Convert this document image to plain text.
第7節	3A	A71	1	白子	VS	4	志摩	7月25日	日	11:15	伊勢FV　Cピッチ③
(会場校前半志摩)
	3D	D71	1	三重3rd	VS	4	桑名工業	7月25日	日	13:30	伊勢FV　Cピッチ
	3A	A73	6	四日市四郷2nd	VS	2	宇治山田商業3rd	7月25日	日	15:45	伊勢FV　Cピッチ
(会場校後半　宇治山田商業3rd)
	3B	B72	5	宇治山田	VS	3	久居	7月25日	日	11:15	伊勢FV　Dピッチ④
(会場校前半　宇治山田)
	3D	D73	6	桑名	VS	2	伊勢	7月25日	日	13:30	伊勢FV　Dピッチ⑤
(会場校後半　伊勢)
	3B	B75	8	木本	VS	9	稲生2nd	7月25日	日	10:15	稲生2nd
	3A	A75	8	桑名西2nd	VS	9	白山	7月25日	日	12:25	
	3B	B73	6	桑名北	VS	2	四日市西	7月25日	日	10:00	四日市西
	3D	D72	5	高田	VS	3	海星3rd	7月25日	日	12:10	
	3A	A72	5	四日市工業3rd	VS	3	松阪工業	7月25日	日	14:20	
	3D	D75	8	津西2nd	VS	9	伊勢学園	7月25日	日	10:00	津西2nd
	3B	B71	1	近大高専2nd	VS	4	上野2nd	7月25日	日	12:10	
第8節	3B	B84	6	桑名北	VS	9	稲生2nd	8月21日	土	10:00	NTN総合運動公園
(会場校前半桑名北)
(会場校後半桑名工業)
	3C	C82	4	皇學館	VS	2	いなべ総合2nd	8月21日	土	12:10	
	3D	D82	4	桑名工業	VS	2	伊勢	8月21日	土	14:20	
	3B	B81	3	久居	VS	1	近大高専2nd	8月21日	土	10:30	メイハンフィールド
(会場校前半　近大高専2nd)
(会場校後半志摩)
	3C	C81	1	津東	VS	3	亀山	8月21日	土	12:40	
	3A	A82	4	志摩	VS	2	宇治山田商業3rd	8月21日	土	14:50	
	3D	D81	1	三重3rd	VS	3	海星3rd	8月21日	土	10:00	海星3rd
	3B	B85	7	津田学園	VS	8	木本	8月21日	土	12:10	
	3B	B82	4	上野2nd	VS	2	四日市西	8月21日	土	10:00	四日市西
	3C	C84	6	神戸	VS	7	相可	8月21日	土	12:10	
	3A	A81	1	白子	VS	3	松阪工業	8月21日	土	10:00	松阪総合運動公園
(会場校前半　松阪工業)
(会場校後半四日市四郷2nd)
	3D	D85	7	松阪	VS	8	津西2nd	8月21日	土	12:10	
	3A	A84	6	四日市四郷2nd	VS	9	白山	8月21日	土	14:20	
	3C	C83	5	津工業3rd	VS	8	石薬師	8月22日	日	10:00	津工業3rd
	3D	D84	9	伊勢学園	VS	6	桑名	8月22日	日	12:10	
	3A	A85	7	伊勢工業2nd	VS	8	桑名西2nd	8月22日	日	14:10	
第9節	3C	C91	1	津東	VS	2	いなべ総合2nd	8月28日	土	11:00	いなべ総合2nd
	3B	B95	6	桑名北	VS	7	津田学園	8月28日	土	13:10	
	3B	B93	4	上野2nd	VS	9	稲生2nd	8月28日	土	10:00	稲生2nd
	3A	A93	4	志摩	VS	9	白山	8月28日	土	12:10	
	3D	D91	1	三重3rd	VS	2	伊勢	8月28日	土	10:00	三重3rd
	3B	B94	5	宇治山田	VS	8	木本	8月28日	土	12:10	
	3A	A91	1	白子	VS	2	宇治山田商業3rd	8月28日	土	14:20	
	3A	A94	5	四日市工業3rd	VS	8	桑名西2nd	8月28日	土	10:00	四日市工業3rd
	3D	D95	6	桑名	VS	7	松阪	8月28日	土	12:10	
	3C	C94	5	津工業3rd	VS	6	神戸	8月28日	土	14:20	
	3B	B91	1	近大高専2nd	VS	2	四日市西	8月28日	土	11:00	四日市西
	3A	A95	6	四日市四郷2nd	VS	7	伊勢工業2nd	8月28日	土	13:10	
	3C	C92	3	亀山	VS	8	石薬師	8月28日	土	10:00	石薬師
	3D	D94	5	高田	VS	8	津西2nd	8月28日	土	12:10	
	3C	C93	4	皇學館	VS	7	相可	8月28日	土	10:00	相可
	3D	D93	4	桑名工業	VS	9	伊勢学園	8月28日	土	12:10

****************

**Exercise goal**
Select every line in the records above that contains the word "伊勢FV".

**Expected answer**
第7節	3A	A71	1	白子	VS	4	志摩	7月25日	日	11:15	伊勢FV　Cピッチ③
	3D	D71	1	三重3rd	VS	4	桑名工業	7月25日	日	13:30	伊勢FV　Cピッチ
	3A	A73	6	四日市四郷2nd	VS	2	宇治山田商業3rd	7月25日	日	15:45	伊勢FV　Cピッチ
	3B	B72	5	宇治山田	VS	3	久居	7月25日	日	11:15	伊勢FV　Dピッチ④
	3D	D73	6	桑名	VS	2	伊勢	7月25日	日	13:30	伊勢FV　Dピッチ⑤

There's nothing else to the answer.